▶ [Work required]:
Output the material word for word. Leave each picture out.

▶ [Data excerpts]:

== == ==

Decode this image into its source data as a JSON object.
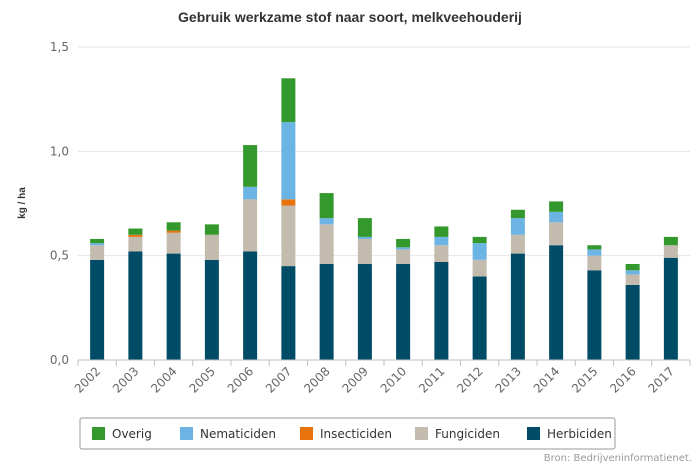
{
  "chart_data": {
    "type": "bar",
    "stacked": true,
    "title": "Gebruik werkzame stof naar soort, melkveehouderij",
    "xlabel": "",
    "ylabel": "kg / ha",
    "ylim": [
      0,
      1.5
    ],
    "yticks": [
      "0,0",
      "0,5",
      "1,0",
      "1,5"
    ],
    "ytick_values": [
      0,
      0.5,
      1.0,
      1.5
    ],
    "grid": true,
    "legend_position": "bottom",
    "credit": "Bron: Bedrijveninformatienet.",
    "categories": [
      "2002",
      "2003",
      "2004",
      "2005",
      "2006",
      "2007",
      "2008",
      "2009",
      "2010",
      "2011",
      "2012",
      "2013",
      "2014",
      "2015",
      "2016",
      "2017"
    ],
    "series": [
      {
        "name": "Herbiciden",
        "color": "#004b66",
        "values": [
          0.48,
          0.52,
          0.51,
          0.48,
          0.52,
          0.45,
          0.46,
          0.46,
          0.46,
          0.47,
          0.4,
          0.51,
          0.55,
          0.43,
          0.36,
          0.49
        ]
      },
      {
        "name": "Fungiciden",
        "color": "#c3bbae",
        "values": [
          0.07,
          0.07,
          0.1,
          0.12,
          0.25,
          0.29,
          0.19,
          0.12,
          0.07,
          0.08,
          0.08,
          0.09,
          0.11,
          0.07,
          0.05,
          0.06
        ]
      },
      {
        "name": "Insecticiden",
        "color": "#e8730c",
        "values": [
          0.0,
          0.01,
          0.01,
          0.0,
          0.0,
          0.03,
          0.0,
          0.0,
          0.0,
          0.0,
          0.0,
          0.0,
          0.0,
          0.0,
          0.0,
          0.0
        ]
      },
      {
        "name": "Nematiciden",
        "color": "#6cb4e4",
        "values": [
          0.01,
          0.0,
          0.0,
          0.0,
          0.06,
          0.37,
          0.03,
          0.01,
          0.01,
          0.04,
          0.08,
          0.08,
          0.05,
          0.03,
          0.02,
          0.0
        ]
      },
      {
        "name": "Overig",
        "color": "#33992c",
        "values": [
          0.02,
          0.03,
          0.04,
          0.05,
          0.2,
          0.21,
          0.12,
          0.09,
          0.04,
          0.05,
          0.03,
          0.04,
          0.05,
          0.02,
          0.03,
          0.04
        ]
      }
    ],
    "legend_order": [
      "Overig",
      "Nematiciden",
      "Insecticiden",
      "Fungiciden",
      "Herbiciden"
    ]
  }
}
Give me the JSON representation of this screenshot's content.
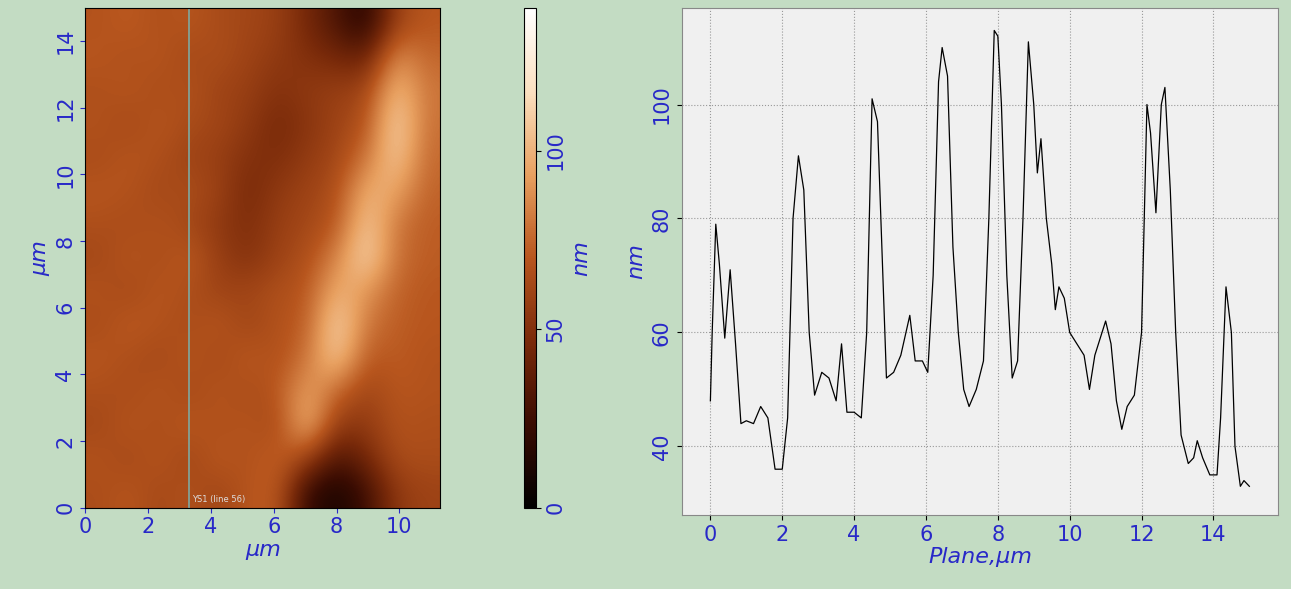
{
  "chart_data": [
    {
      "type": "heatmap",
      "xlabel": "µm",
      "ylabel": "µm",
      "xlim": [
        0,
        11.3
      ],
      "ylim": [
        0,
        15
      ],
      "xticks": [
        0,
        2,
        4,
        6,
        8,
        10
      ],
      "yticks": [
        0,
        2,
        4,
        6,
        8,
        10,
        12,
        14
      ],
      "cells": [
        [
          65,
          70,
          62,
          68,
          60,
          70,
          72,
          20,
          10,
          25,
          55,
          60
        ],
        [
          68,
          62,
          70,
          60,
          72,
          66,
          75,
          60,
          30,
          45,
          65,
          65
        ],
        [
          62,
          70,
          64,
          72,
          65,
          70,
          62,
          105,
          55,
          55,
          68,
          66
        ],
        [
          66,
          64,
          70,
          62,
          70,
          64,
          70,
          95,
          75,
          60,
          70,
          68
        ],
        [
          70,
          66,
          62,
          70,
          62,
          72,
          66,
          80,
          110,
          70,
          72,
          68
        ],
        [
          64,
          72,
          68,
          64,
          70,
          60,
          68,
          72,
          115,
          80,
          72,
          70
        ],
        [
          68,
          62,
          70,
          66,
          60,
          62,
          66,
          70,
          100,
          90,
          74,
          70
        ],
        [
          62,
          70,
          64,
          72,
          58,
          50,
          60,
          66,
          85,
          115,
          78,
          72
        ],
        [
          66,
          64,
          68,
          62,
          55,
          48,
          58,
          62,
          70,
          110,
          80,
          72
        ],
        [
          70,
          68,
          62,
          66,
          60,
          45,
          55,
          60,
          66,
          100,
          95,
          74
        ],
        [
          64,
          70,
          66,
          60,
          58,
          50,
          48,
          56,
          62,
          80,
          110,
          76
        ],
        [
          68,
          62,
          70,
          64,
          62,
          55,
          45,
          52,
          60,
          68,
          115,
          78
        ],
        [
          66,
          70,
          64,
          68,
          60,
          58,
          50,
          55,
          58,
          62,
          105,
          80
        ],
        [
          70,
          66,
          70,
          62,
          66,
          60,
          55,
          50,
          45,
          40,
          90,
          75
        ],
        [
          68,
          72,
          66,
          70,
          64,
          62,
          58,
          45,
          30,
          15,
          60,
          70
        ]
      ],
      "colorbar": {
        "label": "nm",
        "range": [
          0,
          140
        ],
        "ticks": [
          0,
          50,
          100
        ]
      },
      "line_x": 3.3,
      "annotation": "YS1 (line 56)"
    },
    {
      "type": "line",
      "xlabel": "Plane,µm",
      "ylabel": "nm",
      "color": "#000000",
      "xlim": [
        -0.8,
        15.8
      ],
      "ylim": [
        28,
        117
      ],
      "xticks": [
        0,
        2,
        4,
        6,
        8,
        10,
        12,
        14
      ],
      "yticks": [
        40,
        60,
        80,
        100
      ],
      "grid": true,
      "x": [
        0,
        0.05,
        0.15,
        0.25,
        0.4,
        0.55,
        0.7,
        0.85,
        1.0,
        1.2,
        1.4,
        1.6,
        1.8,
        2.0,
        2.15,
        2.3,
        2.45,
        2.6,
        2.75,
        2.9,
        3.1,
        3.3,
        3.5,
        3.65,
        3.8,
        4.0,
        4.2,
        4.35,
        4.5,
        4.65,
        4.8,
        4.9,
        5.1,
        5.3,
        5.55,
        5.7,
        5.9,
        6.05,
        6.2,
        6.35,
        6.45,
        6.6,
        6.75,
        6.9,
        7.05,
        7.2,
        7.4,
        7.6,
        7.75,
        7.9,
        8.0,
        8.1,
        8.25,
        8.4,
        8.55,
        8.7,
        8.85,
        9.0,
        9.1,
        9.2,
        9.35,
        9.5,
        9.6,
        9.7,
        9.85,
        10.0,
        10.2,
        10.4,
        10.55,
        10.7,
        10.9,
        11.0,
        11.15,
        11.3,
        11.45,
        11.6,
        11.8,
        12.0,
        12.15,
        12.25,
        12.4,
        12.55,
        12.65,
        12.8,
        12.95,
        13.1,
        13.3,
        13.45,
        13.55,
        13.7,
        13.9,
        14.1,
        14.2,
        14.35,
        14.5,
        14.6,
        14.75,
        14.85,
        15.0
      ],
      "values": [
        48,
        60,
        79,
        72,
        59,
        71,
        58,
        44,
        44.5,
        44,
        47,
        45,
        36,
        36,
        45,
        80,
        91,
        85,
        60,
        49,
        53,
        52,
        48,
        58,
        46,
        46,
        45,
        60,
        101,
        97,
        70,
        52,
        53,
        56,
        63,
        55,
        55,
        53,
        70,
        104,
        110,
        105,
        75,
        60,
        50,
        47,
        50,
        55,
        80,
        113,
        112,
        100,
        70,
        52,
        55,
        80,
        111,
        100,
        88,
        94,
        80,
        72,
        64,
        68,
        66,
        60,
        58,
        56,
        50,
        56,
        60,
        62,
        58,
        48,
        43,
        47,
        49,
        60,
        100,
        95,
        81,
        100,
        103,
        85,
        60,
        42,
        37,
        38,
        41,
        38,
        35,
        35,
        45,
        68,
        60,
        40,
        33,
        34,
        33
      ]
    }
  ]
}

== == ==

▶ [Reply]:
Decode this image into its source data as a JSON object.
{
  "chart_data": {
    "type": "bar",
    "stacked": true,
    "title": "Gebruik werkzame stof naar soort, melkveehouderij",
    "xlabel": "",
    "ylabel": "kg / ha",
    "ylim": [
      0,
      1.5
    ],
    "yticks": [
      "0,0",
      "0,5",
      "1,0",
      "1,5"
    ],
    "ytick_values": [
      0,
      0.5,
      1.0,
      1.5
    ],
    "grid": true,
    "legend_position": "bottom",
    "credit": "Bron: Bedrijveninformatienet.",
    "categories": [
      "2002",
      "2003",
      "2004",
      "2005",
      "2006",
      "2007",
      "2008",
      "2009",
      "2010",
      "2011",
      "2012",
      "2013",
      "2014",
      "2015",
      "2016",
      "2017"
    ],
    "series": [
      {
        "name": "Herbiciden",
        "color": "#004b66",
        "values": [
          0.48,
          0.52,
          0.51,
          0.48,
          0.52,
          0.45,
          0.46,
          0.46,
          0.46,
          0.47,
          0.4,
          0.51,
          0.55,
          0.43,
          0.36,
          0.49
        ]
      },
      {
        "name": "Fungiciden",
        "color": "#c3bbae",
        "values": [
          0.07,
          0.07,
          0.1,
          0.12,
          0.25,
          0.29,
          0.19,
          0.12,
          0.07,
          0.08,
          0.08,
          0.09,
          0.11,
          0.07,
          0.05,
          0.06
        ]
      },
      {
        "name": "Insecticiden",
        "color": "#e8730c",
        "values": [
          0.0,
          0.01,
          0.01,
          0.0,
          0.0,
          0.03,
          0.0,
          0.0,
          0.0,
          0.0,
          0.0,
          0.0,
          0.0,
          0.0,
          0.0,
          0.0
        ]
      },
      {
        "name": "Nematiciden",
        "color": "#6cb4e4",
        "values": [
          0.01,
          0.0,
          0.0,
          0.0,
          0.06,
          0.37,
          0.03,
          0.01,
          0.01,
          0.04,
          0.08,
          0.08,
          0.05,
          0.03,
          0.02,
          0.0
        ]
      },
      {
        "name": "Overig",
        "color": "#33992c",
        "values": [
          0.02,
          0.03,
          0.04,
          0.05,
          0.2,
          0.21,
          0.12,
          0.09,
          0.04,
          0.05,
          0.03,
          0.04,
          0.05,
          0.02,
          0.03,
          0.04
        ]
      }
    ],
    "legend_order": [
      "Overig",
      "Nematiciden",
      "Insecticiden",
      "Fungiciden",
      "Herbiciden"
    ]
  }
}
Give me the JSON representation of this screenshot's content.
{
  "chart_data": [
    {
      "type": "heatmap",
      "xlabel": "µm",
      "ylabel": "µm",
      "xlim": [
        0,
        11.3
      ],
      "ylim": [
        0,
        15
      ],
      "xticks": [
        0,
        2,
        4,
        6,
        8,
        10
      ],
      "yticks": [
        0,
        2,
        4,
        6,
        8,
        10,
        12,
        14
      ],
      "cells": [
        [
          65,
          70,
          62,
          68,
          60,
          70,
          72,
          20,
          10,
          25,
          55,
          60
        ],
        [
          68,
          62,
          70,
          60,
          72,
          66,
          75,
          60,
          30,
          45,
          65,
          65
        ],
        [
          62,
          70,
          64,
          72,
          65,
          70,
          62,
          105,
          55,
          55,
          68,
          66
        ],
        [
          66,
          64,
          70,
          62,
          70,
          64,
          70,
          95,
          75,
          60,
          70,
          68
        ],
        [
          70,
          66,
          62,
          70,
          62,
          72,
          66,
          80,
          110,
          70,
          72,
          68
        ],
        [
          64,
          72,
          68,
          64,
          70,
          60,
          68,
          72,
          115,
          80,
          72,
          70
        ],
        [
          68,
          62,
          70,
          66,
          60,
          62,
          66,
          70,
          100,
          90,
          74,
          70
        ],
        [
          62,
          70,
          64,
          72,
          58,
          50,
          60,
          66,
          85,
          115,
          78,
          72
        ],
        [
          66,
          64,
          68,
          62,
          55,
          48,
          58,
          62,
          70,
          110,
          80,
          72
        ],
        [
          70,
          68,
          62,
          66,
          60,
          45,
          55,
          60,
          66,
          100,
          95,
          74
        ],
        [
          64,
          70,
          66,
          60,
          58,
          50,
          48,
          56,
          62,
          80,
          110,
          76
        ],
        [
          68,
          62,
          70,
          64,
          62,
          55,
          45,
          52,
          60,
          68,
          115,
          78
        ],
        [
          66,
          70,
          64,
          68,
          60,
          58,
          50,
          55,
          58,
          62,
          105,
          80
        ],
        [
          70,
          66,
          70,
          62,
          66,
          60,
          55,
          50,
          45,
          40,
          90,
          75
        ],
        [
          68,
          72,
          66,
          70,
          64,
          62,
          58,
          45,
          30,
          15,
          60,
          70
        ]
      ],
      "colorbar": {
        "label": "nm",
        "range": [
          0,
          140
        ],
        "ticks": [
          0,
          50,
          100
        ]
      },
      "line_x": 3.3,
      "annotation": "YS1 (line 56)"
    },
    {
      "type": "line",
      "xlabel": "Plane,µm",
      "ylabel": "nm",
      "color": "#000000",
      "xlim": [
        -0.8,
        15.8
      ],
      "ylim": [
        28,
        117
      ],
      "xticks": [
        0,
        2,
        4,
        6,
        8,
        10,
        12,
        14
      ],
      "yticks": [
        40,
        60,
        80,
        100
      ],
      "grid": true,
      "x": [
        0,
        0.05,
        0.15,
        0.25,
        0.4,
        0.55,
        0.7,
        0.85,
        1.0,
        1.2,
        1.4,
        1.6,
        1.8,
        2.0,
        2.15,
        2.3,
        2.45,
        2.6,
        2.75,
        2.9,
        3.1,
        3.3,
        3.5,
        3.65,
        3.8,
        4.0,
        4.2,
        4.35,
        4.5,
        4.65,
        4.8,
        4.9,
        5.1,
        5.3,
        5.55,
        5.7,
        5.9,
        6.05,
        6.2,
        6.35,
        6.45,
        6.6,
        6.75,
        6.9,
        7.05,
        7.2,
        7.4,
        7.6,
        7.75,
        7.9,
        8.0,
        8.1,
        8.25,
        8.4,
        8.55,
        8.7,
        8.85,
        9.0,
        9.1,
        9.2,
        9.35,
        9.5,
        9.6,
        9.7,
        9.85,
        10.0,
        10.2,
        10.4,
        10.55,
        10.7,
        10.9,
        11.0,
        11.15,
        11.3,
        11.45,
        11.6,
        11.8,
        12.0,
        12.15,
        12.25,
        12.4,
        12.55,
        12.65,
        12.8,
        12.95,
        13.1,
        13.3,
        13.45,
        13.55,
        13.7,
        13.9,
        14.1,
        14.2,
        14.35,
        14.5,
        14.6,
        14.75,
        14.85,
        15.0
      ],
      "values": [
        48,
        60,
        79,
        72,
        59,
        71,
        58,
        44,
        44.5,
        44,
        47,
        45,
        36,
        36,
        45,
        80,
        91,
        85,
        60,
        49,
        53,
        52,
        48,
        58,
        46,
        46,
        45,
        60,
        101,
        97,
        70,
        52,
        53,
        56,
        63,
        55,
        55,
        53,
        70,
        104,
        110,
        105,
        75,
        60,
        50,
        47,
        50,
        55,
        80,
        113,
        112,
        100,
        70,
        52,
        55,
        80,
        111,
        100,
        88,
        94,
        80,
        72,
        64,
        68,
        66,
        60,
        58,
        56,
        50,
        56,
        60,
        62,
        58,
        48,
        43,
        47,
        49,
        60,
        100,
        95,
        81,
        100,
        103,
        85,
        60,
        42,
        37,
        38,
        41,
        38,
        35,
        35,
        45,
        68,
        60,
        40,
        33,
        34,
        33
      ]
    }
  ]
}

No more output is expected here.